### Task brief
Look for the string "Deferred" in every line, and copy each line that has it.

### Rows
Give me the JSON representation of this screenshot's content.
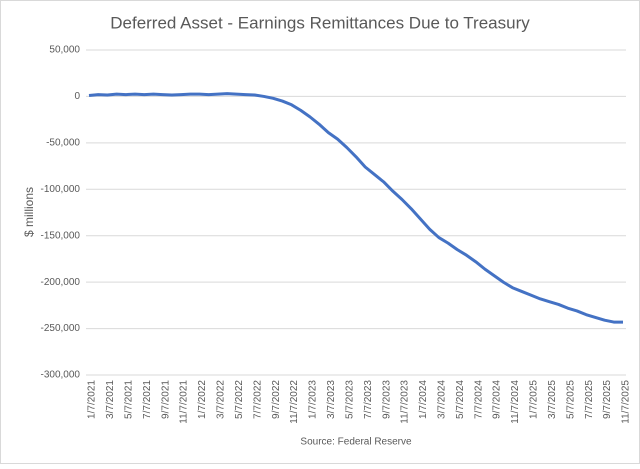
{
  "chart_data": {
    "type": "line",
    "title": "Deferred Asset - Earnings Remittances Due to Treasury",
    "y_label": "$ millions",
    "source": "Source: Federal Reserve",
    "categories": [
      "1/7/2021",
      null,
      "3/7/2021",
      null,
      "5/7/2021",
      null,
      "7/7/2021",
      null,
      "9/7/2021",
      null,
      "11/7/2021",
      null,
      "1/7/2022",
      null,
      "3/7/2022",
      null,
      "5/7/2022",
      null,
      "7/7/2022",
      null,
      "9/7/2022",
      null,
      "11/7/2022",
      null,
      "1/7/2023",
      null,
      "3/7/2023",
      null,
      "5/7/2023",
      null,
      "7/7/2023",
      null,
      "9/7/2023",
      null,
      "11/7/2023",
      null,
      "1/7/2024",
      null,
      "3/7/2024",
      null,
      "5/7/2024",
      null,
      "7/7/2024",
      null,
      "9/7/2024",
      null,
      "11/7/2024",
      null,
      "1/7/2025",
      null,
      "3/7/2025",
      null,
      "5/7/2025",
      null,
      "7/7/2025",
      null,
      "9/7/2025",
      null,
      "11/7/2025"
    ],
    "series": [
      {
        "name": "Deferred Asset",
        "color": "#4472c4",
        "values": [
          1000,
          2000,
          1500,
          2500,
          2000,
          2500,
          2000,
          2500,
          2000,
          1500,
          2000,
          2500,
          2500,
          2000,
          2500,
          3000,
          2500,
          2000,
          1500,
          0,
          -2000,
          -5000,
          -9000,
          -15000,
          -22000,
          -30000,
          -39000,
          -46000,
          -55000,
          -65000,
          -76000,
          -84000,
          -92000,
          -102000,
          -111000,
          -121000,
          -132000,
          -143000,
          -152000,
          -158000,
          -165000,
          -171000,
          -178000,
          -186000,
          -193000,
          -200000,
          -206000,
          -210000,
          -214000,
          -218000,
          -221000,
          -224000,
          -228000,
          -231000,
          -235000,
          -238000,
          -241000,
          -243000,
          -243000
        ]
      }
    ],
    "ylim": [
      -300000,
      50000
    ],
    "yticks": [
      {
        "value": -300000,
        "label": "-300,000"
      },
      {
        "value": -250000,
        "label": "-250,000"
      },
      {
        "value": -200000,
        "label": "-200,000"
      },
      {
        "value": -150000,
        "label": "-150,000"
      },
      {
        "value": -100000,
        "label": "-100,000"
      },
      {
        "value": -50000,
        "label": "-50,000"
      },
      0,
      {
        "value": 50000,
        "label": "50,000"
      }
    ],
    "grid": true
  }
}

### Output below
    "title": "Deferred Asset - Earnings Remittances Due to Treasury",
        "name": "Deferred Asset",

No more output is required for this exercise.